*Instructions for the task*
Set down exactly the lines that run from the line with "OCR this image." to the end of the data, and nothing else.

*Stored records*
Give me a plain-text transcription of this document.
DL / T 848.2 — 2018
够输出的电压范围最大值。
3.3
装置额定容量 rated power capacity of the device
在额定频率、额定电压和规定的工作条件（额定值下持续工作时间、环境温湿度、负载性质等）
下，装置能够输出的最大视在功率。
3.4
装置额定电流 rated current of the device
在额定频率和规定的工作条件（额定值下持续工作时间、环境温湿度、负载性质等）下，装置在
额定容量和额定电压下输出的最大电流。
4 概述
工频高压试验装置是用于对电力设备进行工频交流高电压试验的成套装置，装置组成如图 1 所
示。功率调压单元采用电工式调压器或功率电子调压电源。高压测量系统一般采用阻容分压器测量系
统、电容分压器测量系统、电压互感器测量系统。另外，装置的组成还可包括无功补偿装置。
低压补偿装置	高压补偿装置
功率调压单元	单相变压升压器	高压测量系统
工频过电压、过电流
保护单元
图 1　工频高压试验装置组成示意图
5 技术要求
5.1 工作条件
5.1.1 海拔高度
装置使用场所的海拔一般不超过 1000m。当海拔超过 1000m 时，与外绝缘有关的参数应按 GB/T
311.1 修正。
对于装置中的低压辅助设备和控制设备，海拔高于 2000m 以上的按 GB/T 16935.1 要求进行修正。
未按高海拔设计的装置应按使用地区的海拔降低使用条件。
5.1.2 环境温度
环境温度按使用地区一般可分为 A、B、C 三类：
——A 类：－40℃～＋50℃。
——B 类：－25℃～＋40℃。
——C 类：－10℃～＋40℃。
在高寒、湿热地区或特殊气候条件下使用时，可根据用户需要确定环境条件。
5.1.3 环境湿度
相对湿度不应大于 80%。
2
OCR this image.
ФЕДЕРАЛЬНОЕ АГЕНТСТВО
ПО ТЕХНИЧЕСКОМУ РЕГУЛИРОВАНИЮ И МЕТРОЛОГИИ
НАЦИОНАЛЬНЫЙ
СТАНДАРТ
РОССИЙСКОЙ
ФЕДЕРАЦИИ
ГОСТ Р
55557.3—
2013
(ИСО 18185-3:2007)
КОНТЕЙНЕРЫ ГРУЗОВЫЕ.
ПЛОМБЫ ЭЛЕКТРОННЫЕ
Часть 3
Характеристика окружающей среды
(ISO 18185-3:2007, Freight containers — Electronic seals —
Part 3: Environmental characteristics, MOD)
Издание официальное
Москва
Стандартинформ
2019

*Correct output*
OCR this image.
ФЕДЕРАЛЬНОЕ АГЕНТСТВО
ПО ТЕХНИЧЕСКОМУ РЕГУЛИРОВАНИЮ И МЕТРОЛОГИИ
НАЦИОНАЛЬНЫЙ
СТАНДАРТ
РОССИЙСКОЙ
ФЕДЕРАЦИИ
ГОСТ Р
55557.3—
2013
(ИСО 18185-3:2007)
КОНТЕЙНЕРЫ ГРУЗОВЫЕ.
ПЛОМБЫ ЭЛЕКТРОННЫЕ
Часть 3
Характеристика окружающей среды
(ISO 18185-3:2007, Freight containers — Electronic seals —
Part 3: Environmental characteristics, MOD)
Издание официальное
Москва
Стандартинформ
2019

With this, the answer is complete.